EXERCISE: Restate each of the lines given below, word for word.

* * *

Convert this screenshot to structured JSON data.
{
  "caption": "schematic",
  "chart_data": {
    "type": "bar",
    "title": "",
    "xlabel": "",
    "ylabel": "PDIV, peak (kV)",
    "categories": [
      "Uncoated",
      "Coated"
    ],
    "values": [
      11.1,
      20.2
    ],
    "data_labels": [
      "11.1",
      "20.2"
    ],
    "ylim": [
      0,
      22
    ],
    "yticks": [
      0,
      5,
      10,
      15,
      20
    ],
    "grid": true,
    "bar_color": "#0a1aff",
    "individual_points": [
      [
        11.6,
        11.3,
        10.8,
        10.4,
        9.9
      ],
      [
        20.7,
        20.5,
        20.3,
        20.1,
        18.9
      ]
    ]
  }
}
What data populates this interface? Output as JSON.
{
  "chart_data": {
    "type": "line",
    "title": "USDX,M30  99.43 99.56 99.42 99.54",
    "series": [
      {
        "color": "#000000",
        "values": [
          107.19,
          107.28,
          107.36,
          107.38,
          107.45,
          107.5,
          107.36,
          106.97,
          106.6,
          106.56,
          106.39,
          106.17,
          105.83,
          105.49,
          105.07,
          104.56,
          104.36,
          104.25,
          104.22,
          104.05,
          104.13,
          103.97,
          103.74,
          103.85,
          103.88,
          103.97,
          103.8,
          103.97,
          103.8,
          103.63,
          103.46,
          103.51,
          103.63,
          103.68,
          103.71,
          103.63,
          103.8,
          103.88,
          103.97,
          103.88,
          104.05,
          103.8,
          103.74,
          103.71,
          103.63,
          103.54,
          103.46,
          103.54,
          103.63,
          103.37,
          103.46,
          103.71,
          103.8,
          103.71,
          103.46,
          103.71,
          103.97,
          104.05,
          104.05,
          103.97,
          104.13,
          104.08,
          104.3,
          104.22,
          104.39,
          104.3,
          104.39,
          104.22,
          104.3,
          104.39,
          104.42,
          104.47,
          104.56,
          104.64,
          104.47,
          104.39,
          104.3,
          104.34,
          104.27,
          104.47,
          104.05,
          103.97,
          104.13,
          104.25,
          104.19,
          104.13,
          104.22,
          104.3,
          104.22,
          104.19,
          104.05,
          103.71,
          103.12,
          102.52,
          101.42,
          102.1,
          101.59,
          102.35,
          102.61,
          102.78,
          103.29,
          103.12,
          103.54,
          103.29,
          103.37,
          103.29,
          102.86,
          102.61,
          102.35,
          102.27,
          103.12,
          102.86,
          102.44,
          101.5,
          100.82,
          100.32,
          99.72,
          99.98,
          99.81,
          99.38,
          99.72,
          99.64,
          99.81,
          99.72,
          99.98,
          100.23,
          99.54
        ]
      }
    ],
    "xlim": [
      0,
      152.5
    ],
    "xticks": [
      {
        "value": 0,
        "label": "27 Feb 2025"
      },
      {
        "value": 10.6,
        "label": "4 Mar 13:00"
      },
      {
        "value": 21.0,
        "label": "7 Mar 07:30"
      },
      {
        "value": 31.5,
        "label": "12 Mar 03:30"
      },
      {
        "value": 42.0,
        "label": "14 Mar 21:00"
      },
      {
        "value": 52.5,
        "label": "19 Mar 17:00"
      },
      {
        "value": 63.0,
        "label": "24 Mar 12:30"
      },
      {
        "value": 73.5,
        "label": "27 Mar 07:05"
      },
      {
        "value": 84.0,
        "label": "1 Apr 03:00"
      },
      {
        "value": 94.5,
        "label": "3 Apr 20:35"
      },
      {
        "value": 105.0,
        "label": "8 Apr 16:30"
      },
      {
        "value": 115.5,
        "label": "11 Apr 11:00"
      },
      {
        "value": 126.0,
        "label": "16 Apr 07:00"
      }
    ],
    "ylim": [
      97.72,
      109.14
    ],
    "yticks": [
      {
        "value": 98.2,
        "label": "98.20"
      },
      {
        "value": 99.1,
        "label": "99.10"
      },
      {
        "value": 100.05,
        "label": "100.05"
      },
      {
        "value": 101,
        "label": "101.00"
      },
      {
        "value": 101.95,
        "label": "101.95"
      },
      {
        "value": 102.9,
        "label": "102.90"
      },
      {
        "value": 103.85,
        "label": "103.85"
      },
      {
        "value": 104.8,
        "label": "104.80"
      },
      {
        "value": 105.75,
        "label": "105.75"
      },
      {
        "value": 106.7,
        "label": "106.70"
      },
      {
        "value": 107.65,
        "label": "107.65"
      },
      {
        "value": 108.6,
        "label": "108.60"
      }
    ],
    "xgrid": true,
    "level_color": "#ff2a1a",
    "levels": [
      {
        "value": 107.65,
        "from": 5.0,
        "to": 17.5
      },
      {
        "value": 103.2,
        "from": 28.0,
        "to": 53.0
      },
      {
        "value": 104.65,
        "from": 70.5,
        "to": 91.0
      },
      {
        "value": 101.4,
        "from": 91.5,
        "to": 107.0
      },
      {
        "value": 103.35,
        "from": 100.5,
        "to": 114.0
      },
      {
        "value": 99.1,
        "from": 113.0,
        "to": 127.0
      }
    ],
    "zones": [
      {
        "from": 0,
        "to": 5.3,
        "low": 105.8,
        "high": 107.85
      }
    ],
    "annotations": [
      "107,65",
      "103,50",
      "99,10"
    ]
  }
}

* * *

SOLUTION FOR THIS TASK:
Convert this screenshot to structured JSON data.
{
  "caption": "schematic",
  "chart_data": {
    "type": "bar",
    "title": "",
    "xlabel": "",
    "ylabel": "PDIV, peak (kV)",
    "categories": [
      "Uncoated",
      "Coated"
    ],
    "values": [
      11.1,
      20.2
    ],
    "data_labels": [
      "11.1",
      "20.2"
    ],
    "ylim": [
      0,
      22
    ],
    "yticks": [
      0,
      5,
      10,
      15,
      20
    ],
    "grid": true,
    "bar_color": "#0a1aff",
    "individual_points": [
      [
        11.6,
        11.3,
        10.8,
        10.4,
        9.9
      ],
      [
        20.7,
        20.5,
        20.3,
        20.1,
        18.9
      ]
    ]
  }
}
What data populates this interface? Output as JSON.
{
  "chart_data": {
    "type": "line",
    "title": "USDX,M30  99.43 99.56 99.42 99.54",
    "series": [
      {
        "color": "#000000",
        "values": [
          107.19,
          107.28,
          107.36,
          107.38,
          107.45,
          107.5,
          107.36,
          106.97,
          106.6,
          106.56,
          106.39,
          106.17,
          105.83,
          105.49,
          105.07,
          104.56,
          104.36,
          104.25,
          104.22,
          104.05,
          104.13,
          103.97,
          103.74,
          103.85,
          103.88,
          103.97,
          103.8,
          103.97,
          103.8,
          103.63,
          103.46,
          103.51,
          103.63,
          103.68,
          103.71,
          103.63,
          103.8,
          103.88,
          103.97,
          103.88,
          104.05,
          103.8,
          103.74,
          103.71,
          103.63,
          103.54,
          103.46,
          103.54,
          103.63,
          103.37,
          103.46,
          103.71,
          103.8,
          103.71,
          103.46,
          103.71,
          103.97,
          104.05,
          104.05,
          103.97,
          104.13,
          104.08,
          104.3,
          104.22,
          104.39,
          104.3,
          104.39,
          104.22,
          104.3,
          104.39,
          104.42,
          104.47,
          104.56,
          104.64,
          104.47,
          104.39,
          104.3,
          104.34,
          104.27,
          104.47,
          104.05,
          103.97,
          104.13,
          104.25,
          104.19,
          104.13,
          104.22,
          104.3,
          104.22,
          104.19,
          104.05,
          103.71,
          103.12,
          102.52,
          101.42,
          102.1,
          101.59,
          102.35,
          102.61,
          102.78,
          103.29,
          103.12,
          103.54,
          103.29,
          103.37,
          103.29,
          102.86,
          102.61,
          102.35,
          102.27,
          103.12,
          102.86,
          102.44,
          101.5,
          100.82,
          100.32,
          99.72,
          99.98,
          99.81,
          99.38,
          99.72,
          99.64,
          99.81,
          99.72,
          99.98,
          100.23,
          99.54
        ]
      }
    ],
    "xlim": [
      0,
      152.5
    ],
    "xticks": [
      {
        "value": 0,
        "label": "27 Feb 2025"
      },
      {
        "value": 10.6,
        "label": "4 Mar 13:00"
      },
      {
        "value": 21.0,
        "label": "7 Mar 07:30"
      },
      {
        "value": 31.5,
        "label": "12 Mar 03:30"
      },
      {
        "value": 42.0,
        "label": "14 Mar 21:00"
      },
      {
        "value": 52.5,
        "label": "19 Mar 17:00"
      },
      {
        "value": 63.0,
        "label": "24 Mar 12:30"
      },
      {
        "value": 73.5,
        "label": "27 Mar 07:05"
      },
      {
        "value": 84.0,
        "label": "1 Apr 03:00"
      },
      {
        "value": 94.5,
        "label": "3 Apr 20:35"
      },
      {
        "value": 105.0,
        "label": "8 Apr 16:30"
      },
      {
        "value": 115.5,
        "label": "11 Apr 11:00"
      },
      {
        "value": 126.0,
        "label": "16 Apr 07:00"
      }
    ],
    "ylim": [
      97.72,
      109.14
    ],
    "yticks": [
      {
        "value": 98.2,
        "label": "98.20"
      },
      {
        "value": 99.1,
        "label": "99.10"
      },
      {
        "value": 100.05,
        "label": "100.05"
      },
      {
        "value": 101,
        "label": "101.00"
      },
      {
        "value": 101.95,
        "label": "101.95"
      },
      {
        "value": 102.9,
        "label": "102.90"
      },
      {
        "value": 103.85,
        "label": "103.85"
      },
      {
        "value": 104.8,
        "label": "104.80"
      },
      {
        "value": 105.75,
        "label": "105.75"
      },
      {
        "value": 106.7,
        "label": "106.70"
      },
      {
        "value": 107.65,
        "label": "107.65"
      },
      {
        "value": 108.6,
        "label": "108.60"
      }
    ],
    "xgrid": true,
    "level_color": "#ff2a1a",
    "levels": [
      {
        "value": 107.65,
        "from": 5.0,
        "to": 17.5
      },
      {
        "value": 103.2,
        "from": 28.0,
        "to": 53.0
      },
      {
        "value": 104.65,
        "from": 70.5,
        "to": 91.0
      },
      {
        "value": 101.4,
        "from": 91.5,
        "to": 107.0
      },
      {
        "value": 103.35,
        "from": 100.5,
        "to": 114.0
      },
      {
        "value": 99.1,
        "from": 113.0,
        "to": 127.0
      }
    ],
    "zones": [
      {
        "from": 0,
        "to": 5.3,
        "low": 105.8,
        "high": 107.85
      }
    ],
    "annotations": [
      "107,65",
      "103,50",
      "99,10"
    ]
  }
}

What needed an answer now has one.